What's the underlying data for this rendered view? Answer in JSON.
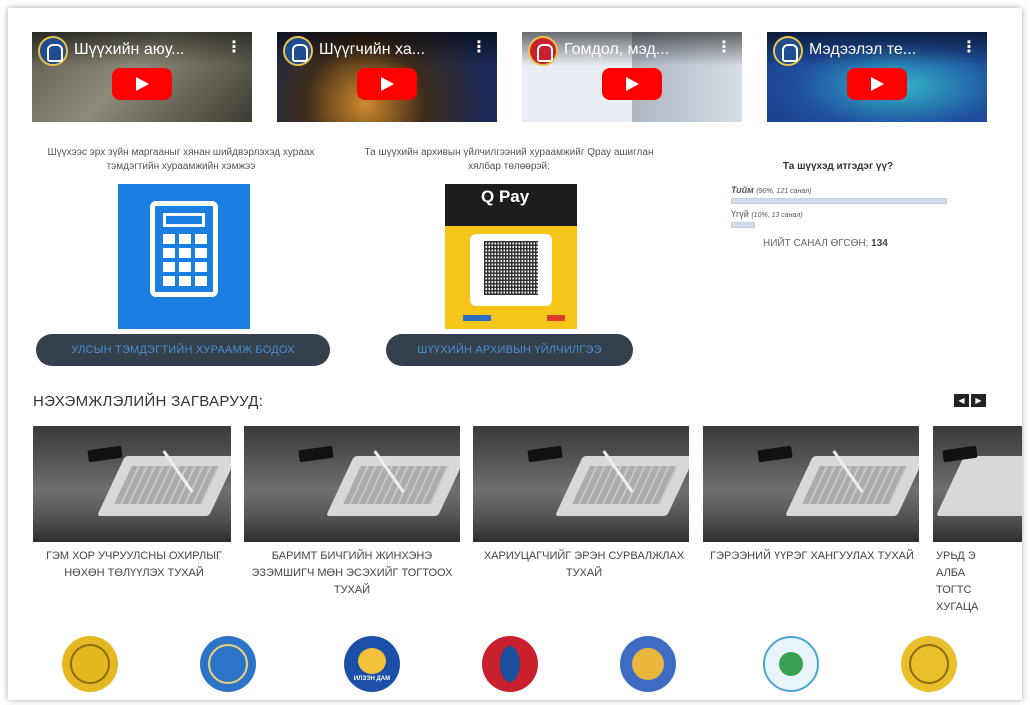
{
  "videos": [
    {
      "title": "Шүүхийн аюу..."
    },
    {
      "title": "Шүүгчийн ха..."
    },
    {
      "title": "Гомдол, мэд..."
    },
    {
      "title": "Мэдээлэл те..."
    }
  ],
  "fee_calc": {
    "caption": "Шүүхээс эрх зүйн маргааныг хянан шийдвэрлэхэд хураах тэмдэгтийн хураамжийн хэмжээ",
    "button": "УЛСЫН ТЭМДЭГТИЙН ХУРААМЖ БОДОХ",
    "icon": "calculator-icon"
  },
  "archive": {
    "caption": "Та шүүхийн архивын үйлчилгээний хураамжийг Qpay ашиглан хялбар төлөөрэй:",
    "qpay_logo": "Q Pay",
    "button": "ШҮҮХИЙН АРХИВЫН ҮЙЛЧИЛГЭЭ"
  },
  "poll": {
    "question": "Та шүүхэд итгэдэг үү?",
    "options": [
      {
        "label": "Тийм",
        "detail": "(90%, 121 санал)",
        "percent": 90
      },
      {
        "label": "Үгүй",
        "detail": "(10%, 13 санал)",
        "percent": 10
      }
    ],
    "total_label": "НИЙТ САНАЛ ӨГСӨН:",
    "total_value": "134"
  },
  "templates": {
    "heading": "НЭХЭМЖЛЭЛИЙН ЗАГВАРУУД:",
    "prev": "◀",
    "next": "▶",
    "items": [
      {
        "title": "ГЭМ ХОР УЧРУУЛСНЫ ОХИРЛЫГ НӨХӨН ТӨЛҮҮЛЭХ ТУХАЙ"
      },
      {
        "title": "БАРИМТ БИЧГИЙН ЖИНХЭНЭ ЭЗЭМШИГЧ МӨН ЭСЭХИЙГ ТОГТООХ ТУХАЙ"
      },
      {
        "title": "ХАРИУЦАГЧИЙГ ЭРЭН СУРВАЛЖЛАХ ТУХАЙ"
      },
      {
        "title": "ГЭРЭЭНИЙ ҮҮРЭГ ХАНГУУЛАХ ТУХАЙ"
      },
      {
        "title": "УРЬД Э АЛБА ТОГТС ХУГАЦА"
      }
    ]
  },
  "logos": [
    {
      "name": "court-scales-logo",
      "color": "#e3b821"
    },
    {
      "name": "judicial-council-logo",
      "color": "#2b74c7"
    },
    {
      "name": "mongolia-emblem-logo",
      "color": "#1c4fa8",
      "label": "ИЛЗЭН ДАМ"
    },
    {
      "name": "soyombo-logo",
      "color": "#c8202c"
    },
    {
      "name": "state-emblem-logo",
      "color": "#3d6cc2"
    },
    {
      "name": "ministry-globe-logo",
      "color": "#4fa3d9"
    },
    {
      "name": "court-scales-gold-logo",
      "color": "#e9bf2c"
    }
  ]
}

> **Exercise prompt**: Using the listing above, gather each line that holds the string "scales" and copy it.

> **Response to this exercise**:
      "name": "court-scales-logo",
      "name": "court-scales-gold-logo",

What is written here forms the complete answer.